■ What the task requires
All of the records listed below should be retyped exactly.
-- start of Supplied information --
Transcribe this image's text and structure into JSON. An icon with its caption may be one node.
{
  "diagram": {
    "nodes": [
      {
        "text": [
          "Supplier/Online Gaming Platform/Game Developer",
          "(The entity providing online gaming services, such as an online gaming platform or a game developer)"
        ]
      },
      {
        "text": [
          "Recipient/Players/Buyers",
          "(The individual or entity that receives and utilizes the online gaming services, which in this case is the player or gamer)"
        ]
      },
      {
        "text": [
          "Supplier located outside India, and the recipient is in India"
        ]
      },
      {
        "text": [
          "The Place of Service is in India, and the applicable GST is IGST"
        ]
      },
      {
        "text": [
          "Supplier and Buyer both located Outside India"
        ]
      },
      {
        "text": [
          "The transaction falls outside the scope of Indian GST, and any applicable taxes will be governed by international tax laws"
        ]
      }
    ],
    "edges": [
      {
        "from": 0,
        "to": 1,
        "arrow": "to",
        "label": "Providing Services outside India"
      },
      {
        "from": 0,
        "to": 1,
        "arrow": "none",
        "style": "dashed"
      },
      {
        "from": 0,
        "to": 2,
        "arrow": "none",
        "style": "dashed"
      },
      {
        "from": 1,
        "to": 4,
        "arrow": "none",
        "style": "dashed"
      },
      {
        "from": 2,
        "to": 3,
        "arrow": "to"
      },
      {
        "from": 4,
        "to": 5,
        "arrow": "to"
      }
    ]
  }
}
-- end of Supplied information --
■ Task response
Transcribe this image's text and structure into JSON. An icon with its caption may be one node.
{
  "diagram": {
    "nodes": [
      {
        "text": [
          "Supplier/Online Gaming Platform/Game Developer",
          "(The entity providing online gaming services, such as an online gaming platform or a game developer)"
        ]
      },
      {
        "text": [
          "Recipient/Players/Buyers",
          "(The individual or entity that receives and utilizes the online gaming services, which in this case is the player or gamer)"
        ]
      },
      {
        "text": [
          "Supplier located outside India, and the recipient is in India"
        ]
      },
      {
        "text": [
          "The Place of Service is in India, and the applicable GST is IGST"
        ]
      },
      {
        "text": [
          "Supplier and Buyer both located Outside India"
        ]
      },
      {
        "text": [
          "The transaction falls outside the scope of Indian GST, and any applicable taxes will be governed by international tax laws"
        ]
      }
    ],
    "edges": [
      {
        "from": 0,
        "to": 1,
        "arrow": "to",
        "label": "Providing Services outside India"
      },
      {
        "from": 0,
        "to": 1,
        "arrow": "none",
        "style": "dashed"
      },
      {
        "from": 0,
        "to": 2,
        "arrow": "none",
        "style": "dashed"
      },
      {
        "from": 1,
        "to": 4,
        "arrow": "none",
        "style": "dashed"
      },
      {
        "from": 2,
        "to": 3,
        "arrow": "to"
      },
      {
        "from": 4,
        "to": 5,
        "arrow": "to"
      }
    ]
  }
}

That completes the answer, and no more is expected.